Search the listing below for "Liste". Copy each matching line.

===== DATA =====

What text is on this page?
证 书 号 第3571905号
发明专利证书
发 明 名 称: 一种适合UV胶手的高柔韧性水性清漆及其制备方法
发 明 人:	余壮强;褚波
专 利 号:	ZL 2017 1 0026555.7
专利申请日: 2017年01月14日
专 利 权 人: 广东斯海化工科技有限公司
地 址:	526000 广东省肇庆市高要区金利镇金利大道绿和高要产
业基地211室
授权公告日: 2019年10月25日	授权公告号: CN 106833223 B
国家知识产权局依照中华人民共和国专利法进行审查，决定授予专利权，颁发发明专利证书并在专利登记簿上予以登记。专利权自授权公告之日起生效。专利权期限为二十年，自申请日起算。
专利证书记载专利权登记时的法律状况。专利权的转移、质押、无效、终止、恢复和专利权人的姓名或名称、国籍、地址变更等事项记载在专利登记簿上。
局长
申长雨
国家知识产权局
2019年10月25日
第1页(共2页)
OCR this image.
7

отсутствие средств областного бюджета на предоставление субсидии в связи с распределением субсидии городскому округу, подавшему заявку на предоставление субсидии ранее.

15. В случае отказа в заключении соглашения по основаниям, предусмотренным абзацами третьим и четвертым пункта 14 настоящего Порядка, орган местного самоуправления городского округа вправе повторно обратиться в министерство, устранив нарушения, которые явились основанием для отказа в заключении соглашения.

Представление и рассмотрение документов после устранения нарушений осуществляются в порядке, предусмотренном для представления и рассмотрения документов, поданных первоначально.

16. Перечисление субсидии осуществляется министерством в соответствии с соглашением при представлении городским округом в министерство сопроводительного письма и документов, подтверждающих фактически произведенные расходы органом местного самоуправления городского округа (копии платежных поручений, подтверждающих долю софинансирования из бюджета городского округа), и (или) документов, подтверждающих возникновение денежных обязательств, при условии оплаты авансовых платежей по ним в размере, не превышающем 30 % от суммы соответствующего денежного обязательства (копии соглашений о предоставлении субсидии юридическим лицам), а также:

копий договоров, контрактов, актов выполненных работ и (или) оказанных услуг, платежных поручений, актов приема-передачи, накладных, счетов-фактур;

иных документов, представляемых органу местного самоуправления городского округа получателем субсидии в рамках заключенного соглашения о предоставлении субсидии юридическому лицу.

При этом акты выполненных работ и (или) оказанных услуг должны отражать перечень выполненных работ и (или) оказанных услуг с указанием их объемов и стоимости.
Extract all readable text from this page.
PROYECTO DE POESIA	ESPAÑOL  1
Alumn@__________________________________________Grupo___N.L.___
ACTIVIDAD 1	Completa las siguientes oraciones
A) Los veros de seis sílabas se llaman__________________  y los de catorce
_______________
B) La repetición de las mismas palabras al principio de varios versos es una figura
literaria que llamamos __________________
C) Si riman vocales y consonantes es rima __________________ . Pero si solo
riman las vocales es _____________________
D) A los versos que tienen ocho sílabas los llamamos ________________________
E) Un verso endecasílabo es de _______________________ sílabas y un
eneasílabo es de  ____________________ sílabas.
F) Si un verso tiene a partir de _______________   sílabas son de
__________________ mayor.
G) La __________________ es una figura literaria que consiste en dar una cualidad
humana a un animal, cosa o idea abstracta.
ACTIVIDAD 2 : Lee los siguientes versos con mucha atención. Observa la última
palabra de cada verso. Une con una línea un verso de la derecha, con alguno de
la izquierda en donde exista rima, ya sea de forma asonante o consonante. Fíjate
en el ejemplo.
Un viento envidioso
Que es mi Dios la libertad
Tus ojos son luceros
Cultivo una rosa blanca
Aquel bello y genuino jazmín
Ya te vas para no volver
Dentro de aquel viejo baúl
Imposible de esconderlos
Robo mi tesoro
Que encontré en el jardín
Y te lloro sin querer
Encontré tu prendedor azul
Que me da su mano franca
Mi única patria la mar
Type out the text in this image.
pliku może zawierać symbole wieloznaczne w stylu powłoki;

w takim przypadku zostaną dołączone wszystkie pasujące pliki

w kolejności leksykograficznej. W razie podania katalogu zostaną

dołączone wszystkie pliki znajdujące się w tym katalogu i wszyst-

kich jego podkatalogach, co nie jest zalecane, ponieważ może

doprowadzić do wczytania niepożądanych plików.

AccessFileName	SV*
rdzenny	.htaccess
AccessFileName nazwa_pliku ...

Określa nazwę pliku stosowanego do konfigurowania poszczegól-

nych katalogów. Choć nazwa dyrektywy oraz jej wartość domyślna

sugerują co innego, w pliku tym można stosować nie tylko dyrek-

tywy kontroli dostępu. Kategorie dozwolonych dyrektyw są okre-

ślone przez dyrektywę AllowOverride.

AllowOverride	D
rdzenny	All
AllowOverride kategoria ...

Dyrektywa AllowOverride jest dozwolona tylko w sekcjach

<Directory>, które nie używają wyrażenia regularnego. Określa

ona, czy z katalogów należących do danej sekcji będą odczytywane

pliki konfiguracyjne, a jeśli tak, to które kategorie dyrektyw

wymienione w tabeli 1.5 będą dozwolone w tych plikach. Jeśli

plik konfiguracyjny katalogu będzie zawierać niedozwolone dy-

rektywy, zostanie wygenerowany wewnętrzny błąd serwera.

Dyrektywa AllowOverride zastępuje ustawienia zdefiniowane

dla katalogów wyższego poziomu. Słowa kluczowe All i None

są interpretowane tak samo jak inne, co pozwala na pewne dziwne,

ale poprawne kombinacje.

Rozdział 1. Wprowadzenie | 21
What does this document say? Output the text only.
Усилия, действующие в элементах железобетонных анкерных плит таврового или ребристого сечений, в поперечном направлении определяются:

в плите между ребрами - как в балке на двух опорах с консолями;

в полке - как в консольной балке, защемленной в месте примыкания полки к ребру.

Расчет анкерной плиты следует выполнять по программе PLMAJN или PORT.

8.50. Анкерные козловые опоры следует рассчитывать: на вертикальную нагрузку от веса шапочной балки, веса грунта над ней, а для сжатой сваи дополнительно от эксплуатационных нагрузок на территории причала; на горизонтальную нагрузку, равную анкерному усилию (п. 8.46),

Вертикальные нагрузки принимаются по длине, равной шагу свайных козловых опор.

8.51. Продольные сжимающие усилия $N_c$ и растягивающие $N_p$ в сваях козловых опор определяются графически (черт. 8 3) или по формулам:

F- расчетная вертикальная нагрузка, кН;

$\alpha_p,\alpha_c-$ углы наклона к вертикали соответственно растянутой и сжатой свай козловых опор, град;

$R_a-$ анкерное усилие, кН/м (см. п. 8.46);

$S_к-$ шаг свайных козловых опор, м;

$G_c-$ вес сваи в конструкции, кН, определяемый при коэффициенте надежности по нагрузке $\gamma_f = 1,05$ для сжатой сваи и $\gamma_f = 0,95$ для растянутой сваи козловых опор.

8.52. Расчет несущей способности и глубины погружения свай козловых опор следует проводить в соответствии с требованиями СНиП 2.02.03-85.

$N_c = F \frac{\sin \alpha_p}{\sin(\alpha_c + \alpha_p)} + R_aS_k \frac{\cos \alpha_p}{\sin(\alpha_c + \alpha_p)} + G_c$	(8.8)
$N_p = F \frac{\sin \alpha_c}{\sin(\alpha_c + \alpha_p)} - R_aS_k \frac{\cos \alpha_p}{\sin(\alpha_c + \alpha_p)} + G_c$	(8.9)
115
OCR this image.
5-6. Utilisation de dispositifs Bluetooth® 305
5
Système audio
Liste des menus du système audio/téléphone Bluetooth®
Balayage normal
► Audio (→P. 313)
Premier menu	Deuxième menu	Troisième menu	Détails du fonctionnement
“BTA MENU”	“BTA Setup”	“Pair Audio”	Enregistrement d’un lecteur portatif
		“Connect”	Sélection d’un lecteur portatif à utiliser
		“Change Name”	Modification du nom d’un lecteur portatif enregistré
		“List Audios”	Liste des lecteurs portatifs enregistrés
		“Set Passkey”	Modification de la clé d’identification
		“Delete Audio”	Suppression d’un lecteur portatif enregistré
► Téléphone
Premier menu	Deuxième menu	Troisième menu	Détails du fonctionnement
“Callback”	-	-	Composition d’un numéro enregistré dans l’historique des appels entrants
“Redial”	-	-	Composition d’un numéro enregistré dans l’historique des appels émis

=====

RESPONSE TO THIS EXERCISE:
Liste des menus du système audio/téléphone Bluetooth®
		“List Audios”	Liste des lecteurs portatifs enregistrés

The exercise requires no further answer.